:: Exercise material ::

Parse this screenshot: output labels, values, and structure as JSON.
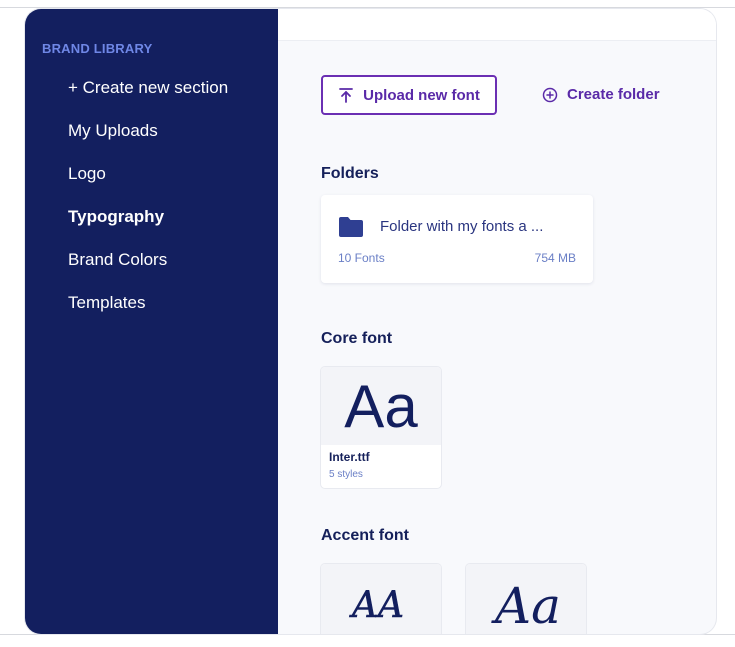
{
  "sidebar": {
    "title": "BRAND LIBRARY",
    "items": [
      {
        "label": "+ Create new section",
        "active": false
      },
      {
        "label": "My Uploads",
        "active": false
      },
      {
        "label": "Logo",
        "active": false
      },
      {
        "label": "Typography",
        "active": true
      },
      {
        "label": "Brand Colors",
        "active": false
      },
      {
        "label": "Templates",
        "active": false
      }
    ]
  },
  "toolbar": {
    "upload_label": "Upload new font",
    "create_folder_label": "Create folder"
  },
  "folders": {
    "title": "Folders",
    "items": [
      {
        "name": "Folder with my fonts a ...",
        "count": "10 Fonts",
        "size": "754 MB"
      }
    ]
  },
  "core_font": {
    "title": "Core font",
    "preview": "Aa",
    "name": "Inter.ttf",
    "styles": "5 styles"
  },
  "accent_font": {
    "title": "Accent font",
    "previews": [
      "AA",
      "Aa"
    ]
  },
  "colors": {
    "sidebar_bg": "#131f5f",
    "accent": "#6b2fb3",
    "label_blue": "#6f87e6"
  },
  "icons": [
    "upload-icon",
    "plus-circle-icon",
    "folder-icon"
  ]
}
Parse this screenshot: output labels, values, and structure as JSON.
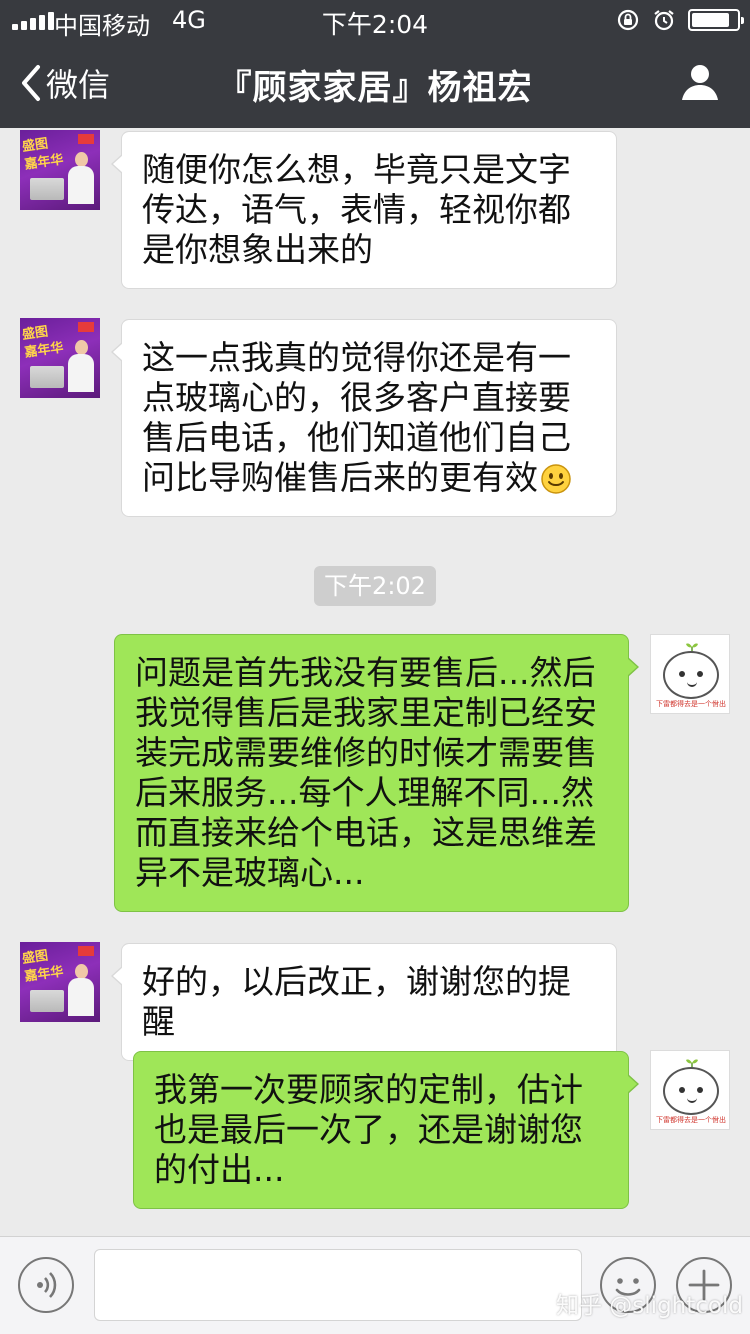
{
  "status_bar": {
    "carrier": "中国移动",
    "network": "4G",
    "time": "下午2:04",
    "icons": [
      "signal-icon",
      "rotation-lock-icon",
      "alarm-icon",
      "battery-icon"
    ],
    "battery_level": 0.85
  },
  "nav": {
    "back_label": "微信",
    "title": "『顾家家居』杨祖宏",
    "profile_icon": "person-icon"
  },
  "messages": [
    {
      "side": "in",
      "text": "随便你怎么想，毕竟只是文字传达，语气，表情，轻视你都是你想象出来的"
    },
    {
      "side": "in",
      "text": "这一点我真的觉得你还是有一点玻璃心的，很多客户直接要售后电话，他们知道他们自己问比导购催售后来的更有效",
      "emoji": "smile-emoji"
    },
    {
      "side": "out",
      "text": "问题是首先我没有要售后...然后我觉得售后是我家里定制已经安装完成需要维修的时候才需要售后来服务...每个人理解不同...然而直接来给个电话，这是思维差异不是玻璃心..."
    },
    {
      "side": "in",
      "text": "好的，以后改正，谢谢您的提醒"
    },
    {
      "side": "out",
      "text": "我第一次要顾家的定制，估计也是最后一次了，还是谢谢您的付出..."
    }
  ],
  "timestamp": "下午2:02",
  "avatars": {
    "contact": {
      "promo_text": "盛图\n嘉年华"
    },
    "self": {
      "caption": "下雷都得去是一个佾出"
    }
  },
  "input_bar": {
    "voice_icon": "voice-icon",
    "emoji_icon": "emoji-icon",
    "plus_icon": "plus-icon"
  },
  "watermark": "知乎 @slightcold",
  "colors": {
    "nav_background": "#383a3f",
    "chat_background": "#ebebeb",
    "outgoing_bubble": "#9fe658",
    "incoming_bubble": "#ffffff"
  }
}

:::

Pictures excluded, quote all the data above exactly.

Parse this screenshot: output labels, values, and structure as JSON.
{
  "sidebar": {
    "title": "BRAND LIBRARY",
    "items": [
      {
        "label": "+ Create new section",
        "active": false
      },
      {
        "label": "My Uploads",
        "active": false
      },
      {
        "label": "Logo",
        "active": false
      },
      {
        "label": "Typography",
        "active": true
      },
      {
        "label": "Brand Colors",
        "active": false
      },
      {
        "label": "Templates",
        "active": false
      }
    ]
  },
  "toolbar": {
    "upload_label": "Upload new font",
    "create_folder_label": "Create folder"
  },
  "folders": {
    "title": "Folders",
    "items": [
      {
        "name": "Folder with my fonts a ...",
        "count": "10 Fonts",
        "size": "754 MB"
      }
    ]
  },
  "core_font": {
    "title": "Core font",
    "preview": "Aa",
    "name": "Inter.ttf",
    "styles": "5 styles"
  },
  "accent_font": {
    "title": "Accent font",
    "previews": [
      "AA",
      "Aa"
    ]
  },
  "colors": {
    "sidebar_bg": "#131f5f",
    "accent": "#6b2fb3",
    "label_blue": "#6f87e6"
  },
  "icons": [
    "upload-icon",
    "plus-circle-icon",
    "folder-icon"
  ]
}
Parse this screenshot: output labels, values, and structure as JSON.
{
  "status_bar": {
    "carrier": "中国移动",
    "network": "4G",
    "time": "下午2:04",
    "icons": [
      "signal-icon",
      "rotation-lock-icon",
      "alarm-icon",
      "battery-icon"
    ],
    "battery_level": 0.85
  },
  "nav": {
    "back_label": "微信",
    "title": "『顾家家居』杨祖宏",
    "profile_icon": "person-icon"
  },
  "messages": [
    {
      "side": "in",
      "text": "随便你怎么想，毕竟只是文字传达，语气，表情，轻视你都是你想象出来的"
    },
    {
      "side": "in",
      "text": "这一点我真的觉得你还是有一点玻璃心的，很多客户直接要售后电话，他们知道他们自己问比导购催售后来的更有效",
      "emoji": "smile-emoji"
    },
    {
      "side": "out",
      "text": "问题是首先我没有要售后...然后我觉得售后是我家里定制已经安装完成需要维修的时候才需要售后来服务...每个人理解不同...然而直接来给个电话，这是思维差异不是玻璃心..."
    },
    {
      "side": "in",
      "text": "好的，以后改正，谢谢您的提醒"
    },
    {
      "side": "out",
      "text": "我第一次要顾家的定制，估计也是最后一次了，还是谢谢您的付出..."
    }
  ],
  "timestamp": "下午2:02",
  "avatars": {
    "contact": {
      "promo_text": "盛图\n嘉年华"
    },
    "self": {
      "caption": "下雷都得去是一个佾出"
    }
  },
  "input_bar": {
    "voice_icon": "voice-icon",
    "emoji_icon": "emoji-icon",
    "plus_icon": "plus-icon"
  },
  "watermark": "知乎 @slightcold",
  "colors": {
    "nav_background": "#383a3f",
    "chat_background": "#ebebeb",
    "outgoing_bubble": "#9fe658",
    "incoming_bubble": "#ffffff"
  }
}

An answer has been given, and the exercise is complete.